[OBJECTIVE]: Pull out each line of the data that includes the word "pièces".

[DATA ROWS]:

====

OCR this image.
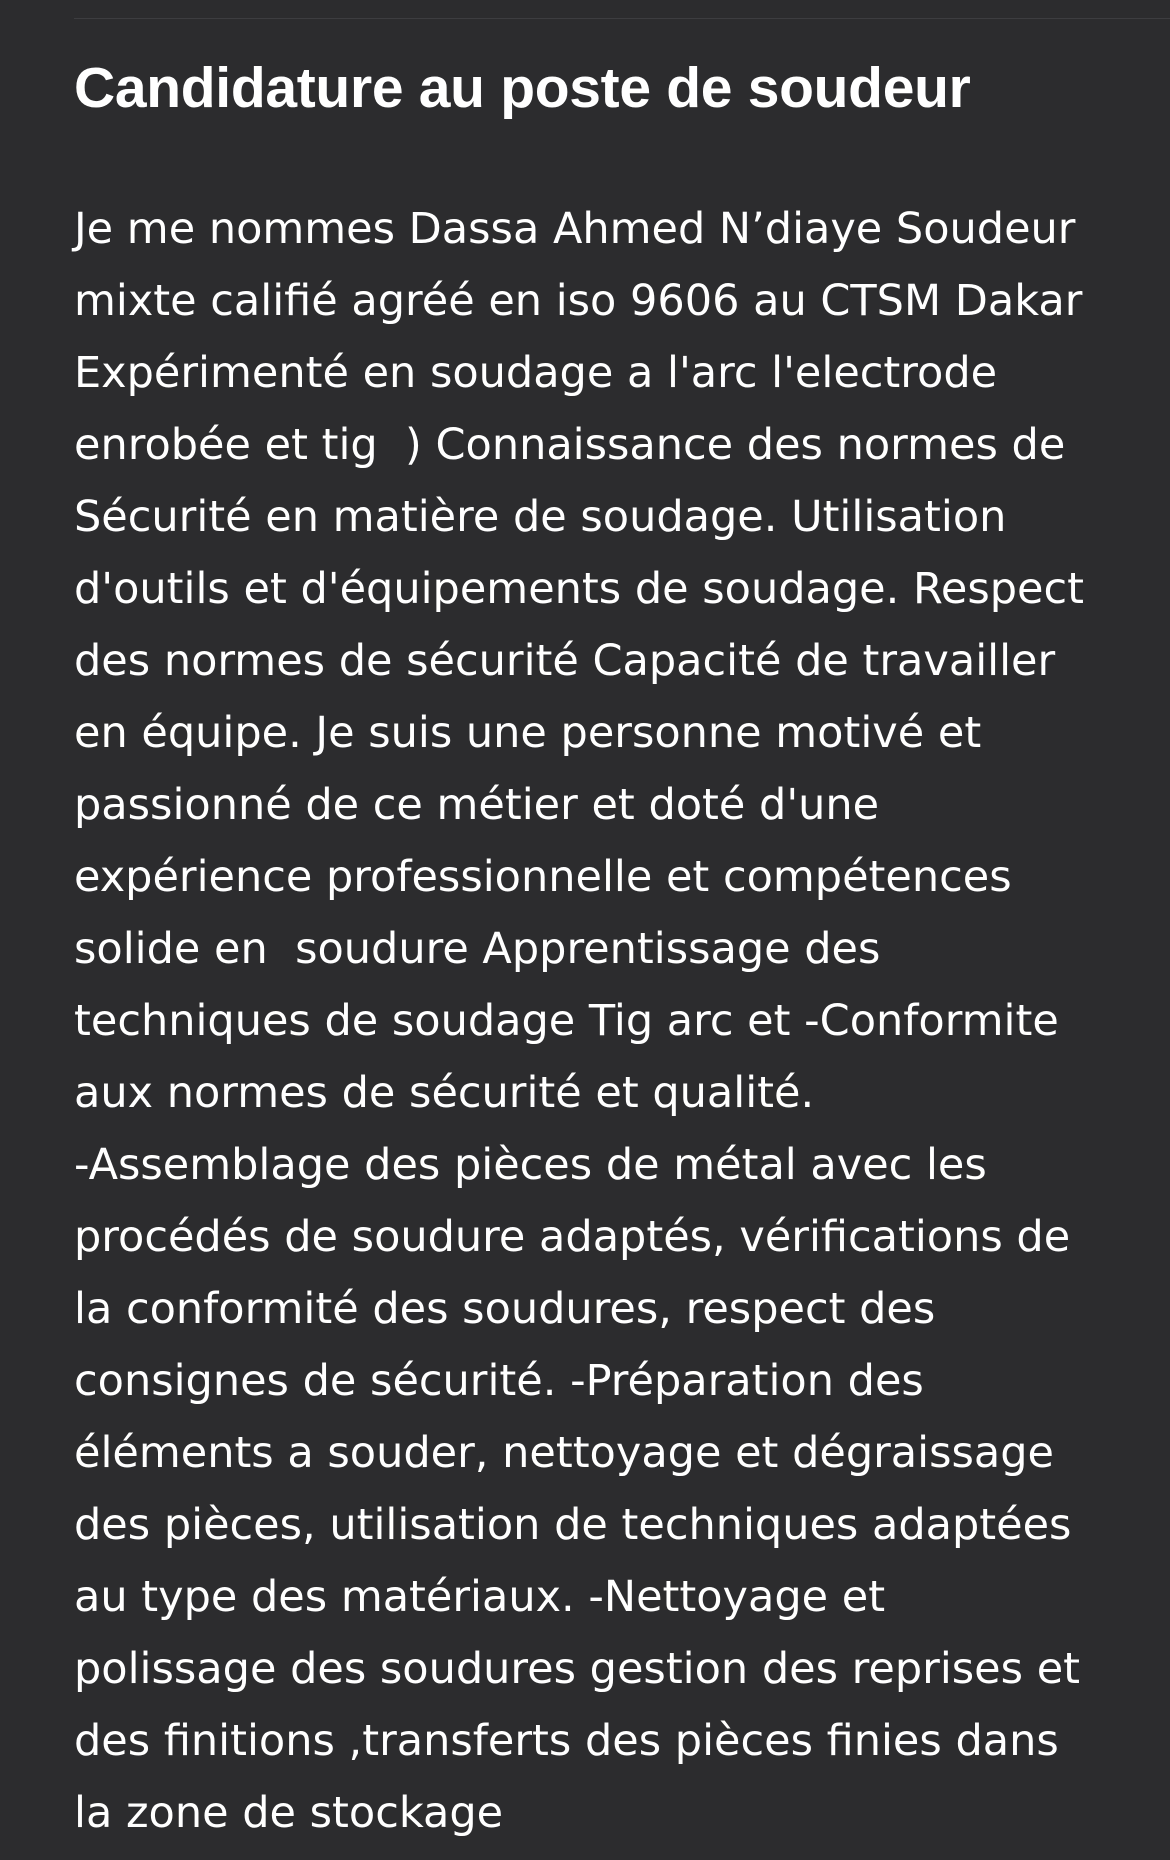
Candidature au poste de soudeur
Je me nommes Dassa Ahmed N’diaye Soudeur
mixte califié agréé en iso 9606 au CTSM Dakar
Expérimenté en soudage a l'arc l'electrode
enrobée et tig  ) Connaissance des normes de
Sécurité en matière de soudage. Utilisation
d'outils et d'équipements de soudage. Respect
des normes de sécurité Capacité de travailler
en équipe. Je suis une personne motivé et
passionné de ce métier et doté d'une
expérience professionnelle et compétences
solide en  soudure Apprentissage des
techniques de soudage Tig arc et -Conformite
aux normes de sécurité et qualité.
-Assemblage des pièces de métal avec les
procédés de soudure adaptés, vérifications de
la conformité des soudures, respect des
consignes de sécurité. -Préparation des
éléments a souder, nettoyage et dégraissage
des pièces, utilisation de techniques adaptées
au type des matériaux. -Nettoyage et
polissage des soudures gestion des reprises et
des finitions ,transferts des pièces finies dans
la zone de stockage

====

[PROBLEM SOLUTION]:
-Assemblage des pièces de métal avec les
des pièces, utilisation de techniques adaptées
des finitions ,transferts des pièces finies dans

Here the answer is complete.